- [Given exercise]
Copy the listing verbatim, excluding any images found in it.

- [Material supplied]
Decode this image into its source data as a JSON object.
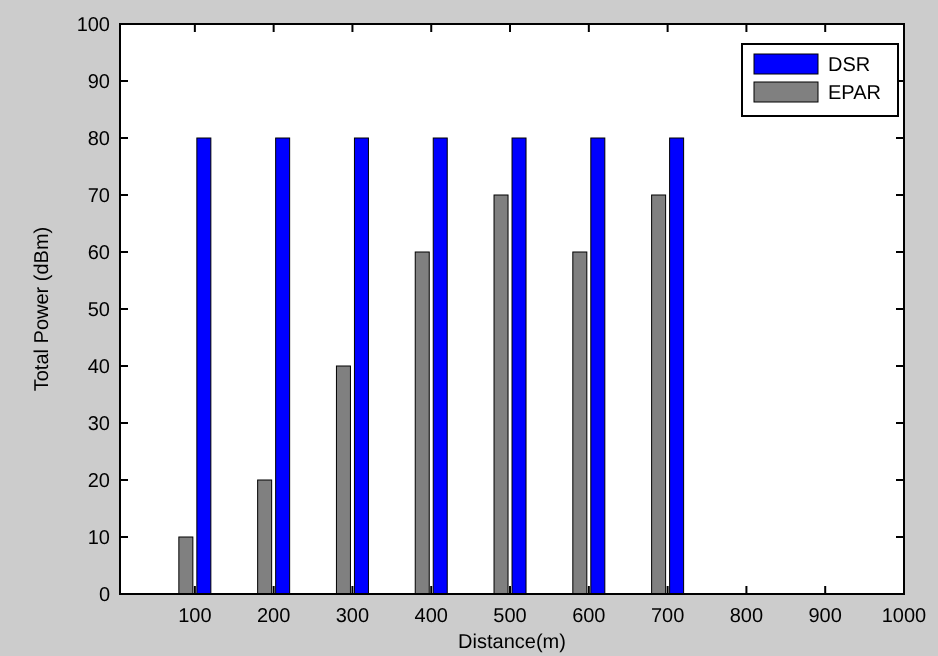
{
  "chart_data": {
    "type": "bar",
    "xlabel": "Distance(m)",
    "ylabel": "Total Power (dBm)",
    "categories": [
      "100",
      "200",
      "300",
      "400",
      "500",
      "600",
      "700",
      "800",
      "900",
      "1000"
    ],
    "series": [
      {
        "name": "DSR",
        "color": "#0000ff",
        "values": [
          80,
          80,
          80,
          80,
          80,
          80,
          80,
          null,
          null,
          null
        ]
      },
      {
        "name": "EPAR",
        "color": "#808080",
        "values": [
          10,
          20,
          40,
          60,
          70,
          60,
          70,
          null,
          null,
          null
        ]
      }
    ],
    "ylim": [
      0,
      100
    ],
    "yticks": [
      0,
      10,
      20,
      30,
      40,
      50,
      60,
      70,
      80,
      90,
      100
    ],
    "grid": false,
    "legend": "top right"
  }
}
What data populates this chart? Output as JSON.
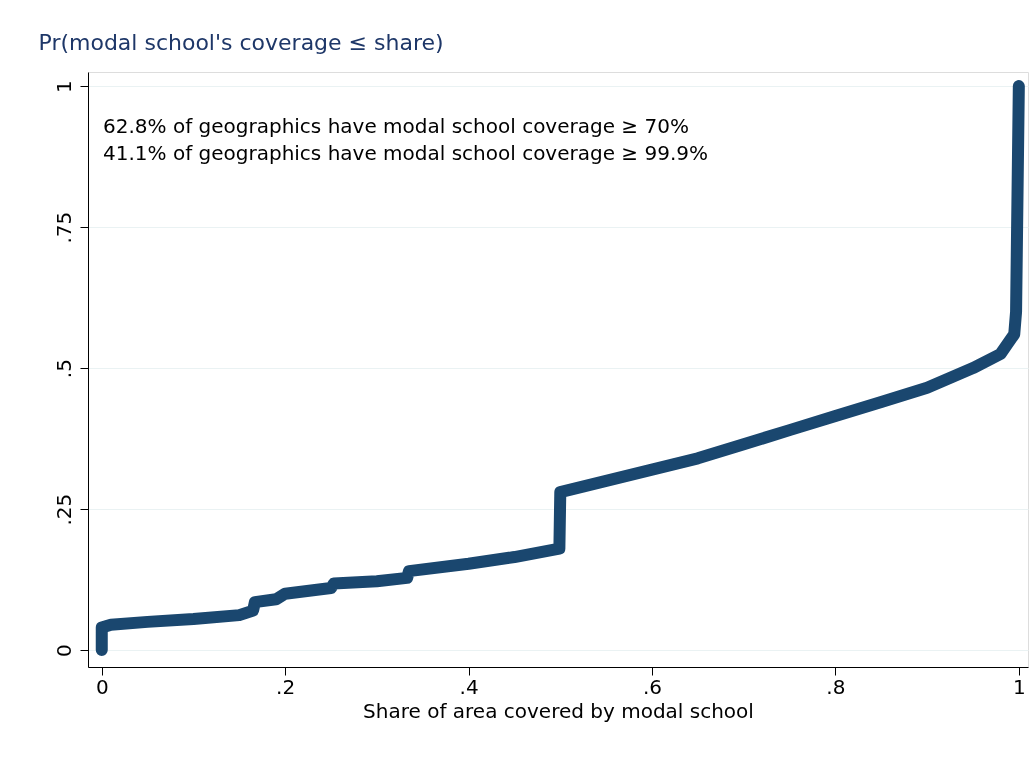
{
  "chart_data": {
    "type": "line",
    "ylabel": "Pr(modal school's coverage ≤ share)",
    "xlabel": "Share of area covered by modal school",
    "annotations": [
      "62.8% of geographics have modal school coverage ≥ 70%",
      "41.1% of geographics have modal school coverage ≥ 99.9%"
    ],
    "x": [
      0,
      0,
      0.01,
      0.05,
      0.1,
      0.15,
      0.165,
      0.167,
      0.19,
      0.2,
      0.25,
      0.253,
      0.3,
      0.333,
      0.335,
      0.4,
      0.45,
      0.499,
      0.5,
      0.55,
      0.6,
      0.65,
      0.7,
      0.75,
      0.8,
      0.85,
      0.9,
      0.95,
      0.98,
      0.995,
      0.997,
      1
    ],
    "series": [
      {
        "color": "#1a476f",
        "values": [
          0,
          0.04,
          0.045,
          0.05,
          0.055,
          0.062,
          0.07,
          0.085,
          0.09,
          0.1,
          0.11,
          0.118,
          0.122,
          0.128,
          0.14,
          0.153,
          0.165,
          0.18,
          0.28,
          0.3,
          0.32,
          0.34,
          0.365,
          0.39,
          0.415,
          0.44,
          0.465,
          0.5,
          0.525,
          0.56,
          0.6,
          1
        ]
      }
    ],
    "xlim": [
      -0.015,
      1.01
    ],
    "ylim": [
      -0.03,
      1.025
    ],
    "xticks": [
      0,
      {
        "value": 0.2,
        "label": ".2"
      },
      {
        "value": 0.4,
        "label": ".4"
      },
      {
        "value": 0.6,
        "label": ".6"
      },
      {
        "value": 0.8,
        "label": ".8"
      },
      1
    ],
    "yticks": [
      0,
      {
        "value": 0.25,
        "label": ".25"
      },
      {
        "value": 0.5,
        "label": ".5"
      },
      {
        "value": 0.75,
        "label": ".75"
      },
      1
    ],
    "grid": "y",
    "line_style": "solid"
  }
}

- [Result of this task]
Decode this image into its source data as a JSON object.
{
  "chart_data": {
    "type": "bar",
    "xlabel": "Distance(m)",
    "ylabel": "Total Power (dBm)",
    "categories": [
      "100",
      "200",
      "300",
      "400",
      "500",
      "600",
      "700",
      "800",
      "900",
      "1000"
    ],
    "series": [
      {
        "name": "DSR",
        "color": "#0000ff",
        "values": [
          80,
          80,
          80,
          80,
          80,
          80,
          80,
          null,
          null,
          null
        ]
      },
      {
        "name": "EPAR",
        "color": "#808080",
        "values": [
          10,
          20,
          40,
          60,
          70,
          60,
          70,
          null,
          null,
          null
        ]
      }
    ],
    "ylim": [
      0,
      100
    ],
    "yticks": [
      0,
      10,
      20,
      30,
      40,
      50,
      60,
      70,
      80,
      90,
      100
    ],
    "grid": false,
    "legend": "top right"
  }
}
What data populates this chart? Output as JSON.
{
  "chart_data": {
    "type": "line",
    "ylabel": "Pr(modal school's coverage ≤ share)",
    "xlabel": "Share of area covered by modal school",
    "annotations": [
      "62.8% of geographics have modal school coverage ≥ 70%",
      "41.1% of geographics have modal school coverage ≥ 99.9%"
    ],
    "x": [
      0,
      0,
      0.01,
      0.05,
      0.1,
      0.15,
      0.165,
      0.167,
      0.19,
      0.2,
      0.25,
      0.253,
      0.3,
      0.333,
      0.335,
      0.4,
      0.45,
      0.499,
      0.5,
      0.55,
      0.6,
      0.65,
      0.7,
      0.75,
      0.8,
      0.85,
      0.9,
      0.95,
      0.98,
      0.995,
      0.997,
      1
    ],
    "series": [
      {
        "color": "#1a476f",
        "values": [
          0,
          0.04,
          0.045,
          0.05,
          0.055,
          0.062,
          0.07,
          0.085,
          0.09,
          0.1,
          0.11,
          0.118,
          0.122,
          0.128,
          0.14,
          0.153,
          0.165,
          0.18,
          0.28,
          0.3,
          0.32,
          0.34,
          0.365,
          0.39,
          0.415,
          0.44,
          0.465,
          0.5,
          0.525,
          0.56,
          0.6,
          1
        ]
      }
    ],
    "xlim": [
      -0.015,
      1.01
    ],
    "ylim": [
      -0.03,
      1.025
    ],
    "xticks": [
      0,
      {
        "value": 0.2,
        "label": ".2"
      },
      {
        "value": 0.4,
        "label": ".4"
      },
      {
        "value": 0.6,
        "label": ".6"
      },
      {
        "value": 0.8,
        "label": ".8"
      },
      1
    ],
    "yticks": [
      0,
      {
        "value": 0.25,
        "label": ".25"
      },
      {
        "value": 0.5,
        "label": ".5"
      },
      {
        "value": 0.75,
        "label": ".75"
      },
      1
    ],
    "grid": "y",
    "line_style": "solid"
  }
}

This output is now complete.